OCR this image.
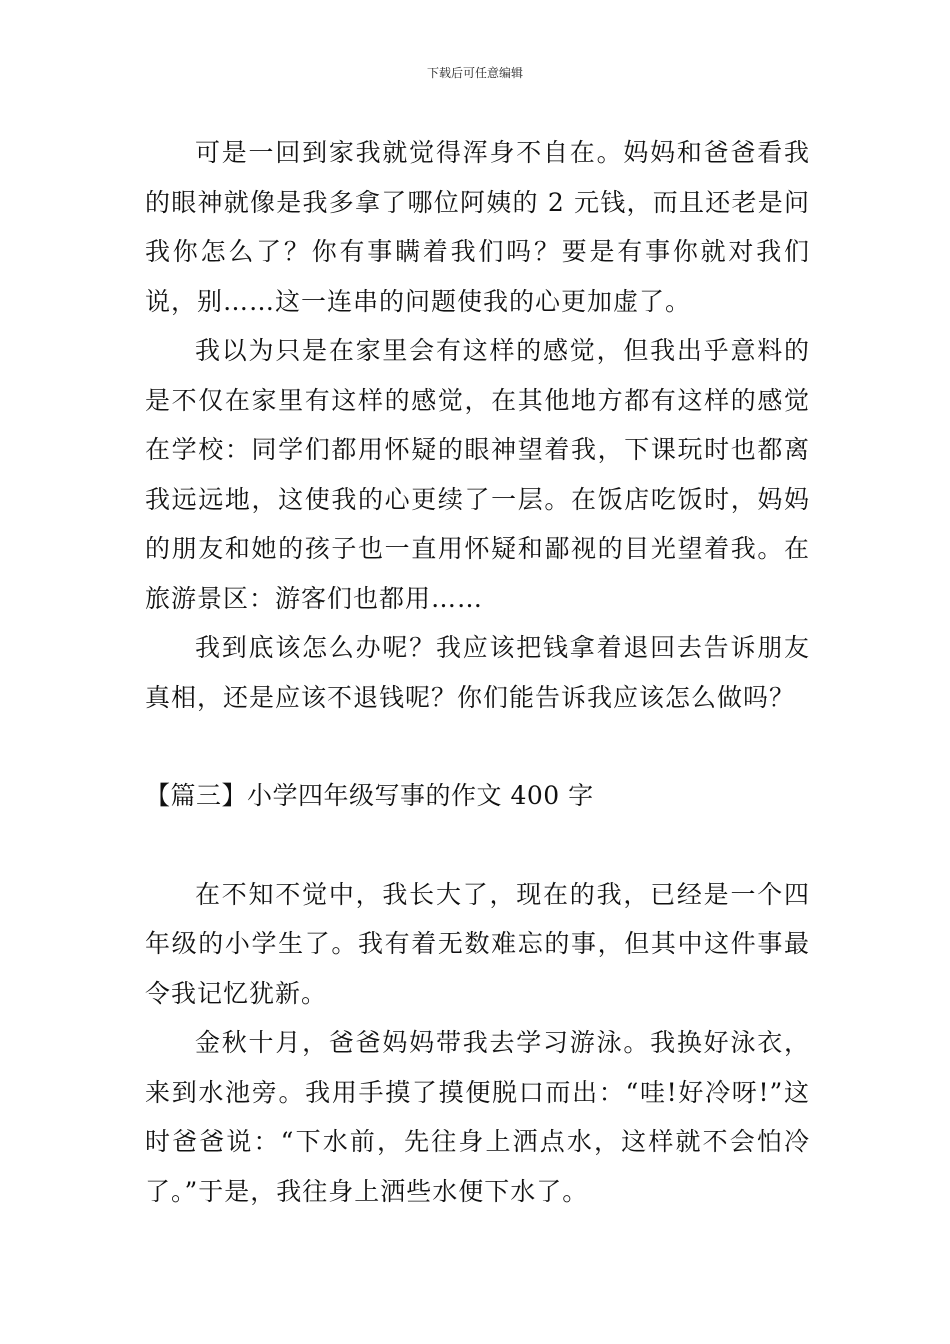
下载后可任意编辑

可是一回到家我就觉得浑身不自在。妈妈和爸爸看我的眼神就像是我多拿了哪位阿姨的 2 元钱，而且还老是问我你怎么了？你有事瞒着我们吗？要是有事你就对我们说，别……这一连串的问题使我的心更加虚了。

我以为只是在家里会有这样的感觉，但我出乎意料的是不仅在家里有这样的感觉，在其他地方都有这样的感觉在学校：同学们都用怀疑的眼神望着我，下课玩时也都离我远远地，这使我的心更续了一层。在饭店吃饭时，妈妈的朋友和她的孩子也一直用怀疑和鄙视的目光望着我。在旅游景区：游客们也都用……

我到底该怎么办呢？我应该把钱拿着退回去告诉朋友真相，还是应该不退钱呢？你们能告诉我应该怎么做吗？

【篇三】小学四年级写事的作文 400 字

在不知不觉中，我长大了，现在的我，已经是一个四年级的小学生了。我有着无数难忘的事，但其中这件事最令我记忆犹新。

金秋十月，爸爸妈妈带我去学习游泳。我换好泳衣，来到水池旁。我用手摸了摸便脱口而出：“哇!好冷呀!”这时爸爸说：“下水前，先往身上洒点水，这样就不会怕冷了。”于是，我往身上洒些水便下水了。
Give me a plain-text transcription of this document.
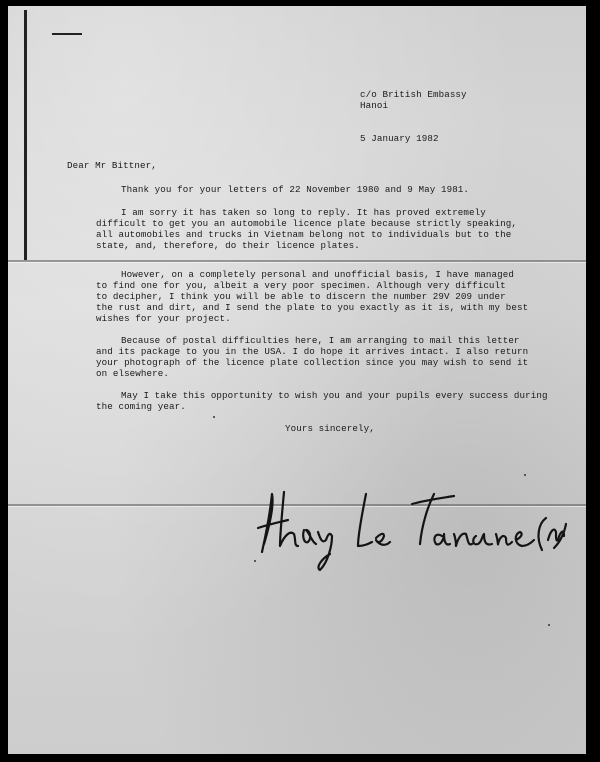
c/o British Embassy
Hanoi
5 January 1982
Dear Mr Bittner,
Thank you for your letters of 22 November 1980 and 9 May 1981.
I am sorry it has taken so long to reply. It has proved extremely
difficult to get you an automobile licence plate because strictly speaking,
all automobiles and trucks in Vietnam belong not to individuals but to the
state, and, therefore, do their licence plates.
However, on a completely personal and unofficial basis, I have managed
to find one for you, albeit a very poor specimen. Although very difficult
to decipher, I think you will be able to discern the number 29V 209 under
the rust and dirt, and I send the plate to you exactly as it is, with my best
wishes for your project.
Because of postal difficulties here, I am arranging to mail this letter
and its package to you in the USA. I do hope it arrives intact. I also return
your photograph of the licence plate collection since you may wish to send it
on elsewhere.
May I take this opportunity to wish you and your pupils every success during
the coming year.
Yours sincerely,
Hilary le Fanteme (Miss)
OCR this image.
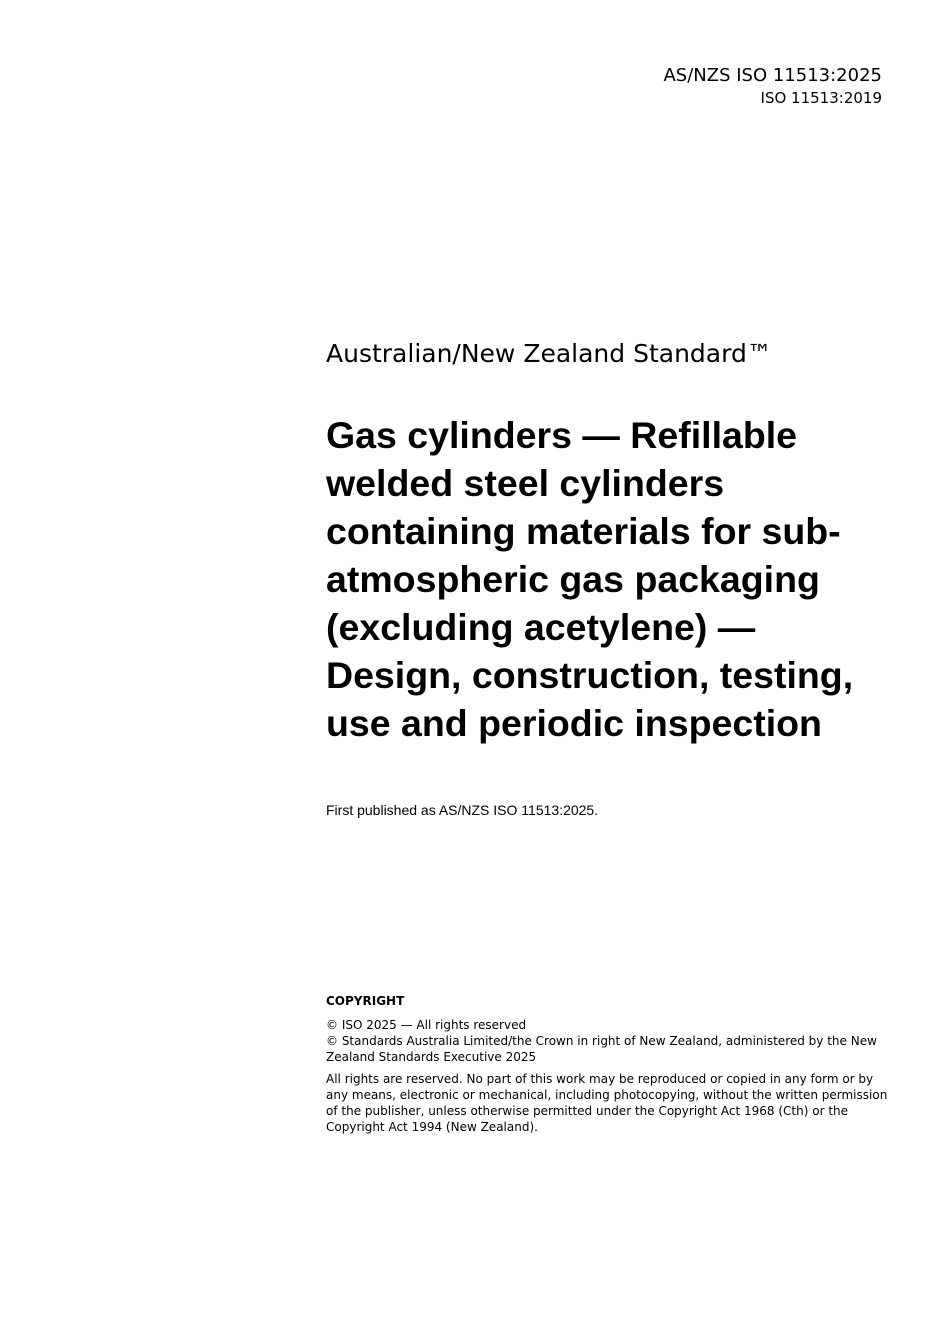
AS/NZS ISO 11513:2025
ISO 11513:2019
Australian/New Zealand Standard™
Gas cylinders — Refillable welded steel cylinders containing materials for sub-atmospheric gas packaging (excluding acetylene) — Design, construction, testing, use and periodic inspection
First published as AS/NZS ISO 11513:2025.
COPYRIGHT
© ISO 2025 — All rights reserved
© Standards Australia Limited/the Crown in right of New Zealand, administered by the New Zealand Standards Executive 2025
All rights are reserved. No part of this work may be reproduced or copied in any form or by any means, electronic or mechanical, including photocopying, without the written permission of the publisher, unless otherwise permitted under the Copyright Act 1968 (Cth) or the Copyright Act 1994 (New Zealand).
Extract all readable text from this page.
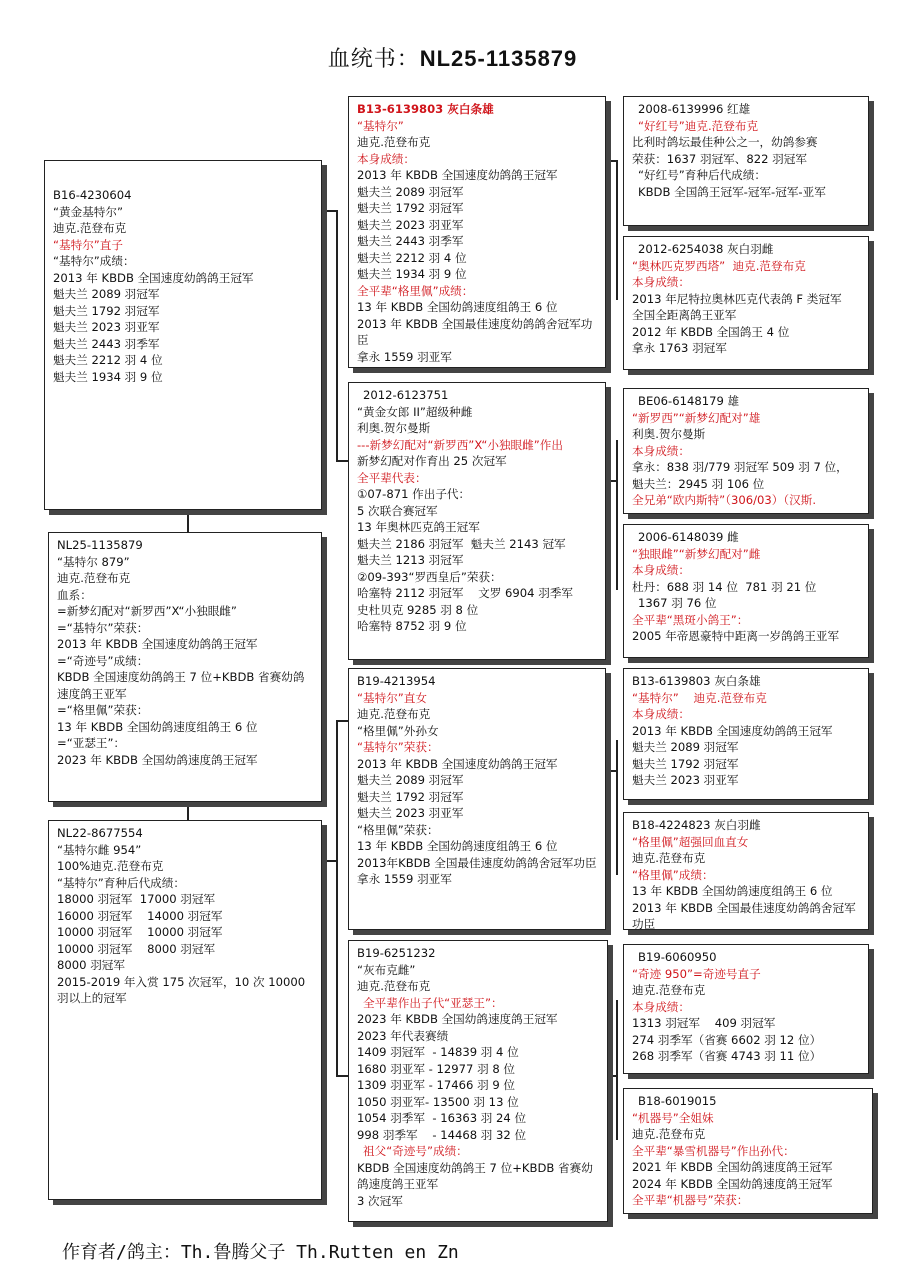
血统书：NL25-1135879
B16-4230604
“黄金基特尔”
迪克.范登布克
“基特尔”直子
“基特尔”成绩：
2013 年 KBDB 全国速度幼鸽鸽王冠军
魁夫兰 2089 羽冠军
魁夫兰 1792 羽冠军
魁夫兰 2023 羽亚军
魁夫兰 2443 羽季军
魁夫兰 2212 羽 4 位
魁夫兰 1934 羽 9 位
NL25-1135879
“基特尔 879”
迪克.范登布克
血系：
=新梦幻配对“新罗西”X“小独眼雌”
=“基特尔”荣获：
2013 年 KBDB 全国速度幼鸽鸽王冠军
=“奇迹号”成绩：
KBDB 全国速度幼鸽鸽王 7 位+KBDB 省赛幼鸽速度鸽王亚军
=“格里佩”荣获：
13 年 KBDB 全国幼鸽速度组鸽王 6 位
=“亚瑟王”：
2023 年 KBDB 全国幼鸽速度鸽王冠军
NL22-8677554
“基特尔雌 954”
100%迪克.范登布克
“基特尔”育种后代成绩：
18000 羽冠军  17000 羽冠军
16000 羽冠军    14000 羽冠军
10000 羽冠军    10000 羽冠军
10000 羽冠军    8000 羽冠军
8000 羽冠军
2015-2019 年入赏 175 次冠军，10 次 10000 羽以上的冠军
B13-6139803 灰白条雄
“基特尔”
迪克.范登布克
本身成绩：
2013 年 KBDB 全国速度幼鸽鸽王冠军
魁夫兰 2089 羽冠军
魁夫兰 1792 羽冠军
魁夫兰 2023 羽亚军
魁夫兰 2443 羽季军
魁夫兰 2212 羽 4 位
魁夫兰 1934 羽 9 位
全平辈“格里佩”成绩：
13 年 KBDB 全国幼鸽速度组鸽王 6 位
2013 年 KBDB 全国最佳速度幼鸽鸽舍冠军功臣
拿永 1559 羽亚军
2012-6123751
“黄金女郎 II”超级种雌
利奥.贺尔曼斯
---新梦幻配对“新罗西”X“小独眼雌”作出
新梦幻配对作育出 25 次冠军
全平辈代表：
①07-871 作出子代：
5 次联合赛冠军
13 年奥林匹克鸽王冠军
魁夫兰 2186 羽冠军  魁夫兰 2143 冠军
魁夫兰 1213 羽冠军
②09-393“罗西皇后”荣获：
哈塞特 2112 羽冠军    文罗 6904 羽季军
史杜贝克 9285 羽 8 位
哈塞特 8752 羽 9 位
B19-4213954
“基特尔”直女
迪克.范登布克
“格里佩”外孙女
“基特尔”荣获：
2013 年 KBDB 全国速度幼鸽鸽王冠军
魁夫兰 2089 羽冠军
魁夫兰 1792 羽冠军
魁夫兰 2023 羽亚军
“格里佩”荣获：
13 年 KBDB 全国幼鸽速度组鸽王 6 位
2013年KBDB 全国最佳速度幼鸽鸽舍冠军功臣
拿永 1559 羽亚军
B19-6251232
“灰布克雌”
迪克.范登布克
全平辈作出子代“亚瑟王”：
2023 年 KBDB 全国幼鸽速度鸽王冠军
2023 年代表赛绩
1409 羽冠军  - 14839 羽 4 位
1680 羽亚军 - 12977 羽 8 位
1309 羽亚军 - 17466 羽 9 位
1050 羽亚军- 13500 羽 13 位
1054 羽季军  - 16363 羽 24 位
998 羽季军    - 14468 羽 32 位
祖父“奇迹号”成绩：
KBDB 全国速度幼鸽鸽王 7 位+KBDB 省赛幼鸽速度鸽王亚军
3 次冠军
2008-6139996 红雄
“好红号”迪克.范登布克
比利时鸽坛最佳种公之一，幼鸽参赛
荣获：1637 羽冠军、822 羽冠军
“好红号”育种后代成绩：
KBDB 全国鸽王冠军-冠军-冠军-亚军
2012-6254038 灰白羽雌
“奥林匹克罗西塔”  迪克.范登布克
本身成绩：
2013 年尼特拉奥林匹克代表鸽 F 类冠军
全国全距离鸽王亚军
2012 年 KBDB 全国鸽王 4 位
拿永 1763 羽冠军
BE06-6148179 雄
“新罗西”“新梦幻配对”雄
利奥.贺尔曼斯
本身成绩：
拿永：838 羽/779 羽冠军 509 羽 7 位，
魁夫兰：2945 羽 106 位
全兄弟“欧内斯特”（306/03）（汉斯.
2006-6148039 雌
“独眼雌”“新梦幻配对”雌
本身成绩：
杜丹：688 羽 14 位  781 羽 21 位
1367 羽 76 位
全平辈“黑斑小鸽王”：
2005 年帝恩豪特中距离一岁鸽鸽王亚军
B13-6139803 灰白条雄
“基特尔”    迪克.范登布克
本身成绩：
2013 年 KBDB 全国速度幼鸽鸽王冠军
魁夫兰 2089 羽冠军
魁夫兰 1792 羽冠军
魁夫兰 2023 羽亚军
B18-4224823 灰白羽雌
“格里佩”超强回血直女
迪克.范登布克
“格里佩”成绩：
13 年 KBDB 全国幼鸽速度组鸽王 6 位
2013 年 KBDB 全国最佳速度幼鸽鸽舍冠军功臣
B19-6060950
“奇迹 950”=奇迹号直子
迪克.范登布克
本身成绩：
1313 羽冠军    409 羽冠军
274 羽季军（省赛 6602 羽 12 位）
268 羽季军（省赛 4743 羽 11 位）
B18-6019015
“机器号”全姐妹
迪克.范登布克
全平辈“暴雪机器号”作出孙代：
2021 年 KBDB 全国幼鸽速度鸽王冠军
2024 年 KBDB 全国幼鸽速度鸽王冠军
全平辈“机器号”荣获：
作育者/鸽主：Th.鲁腾父子 Th.Rutten en Zn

_ _ _ _

Answer only with how many lines in the records include "send".

▶ [Correct result]:
2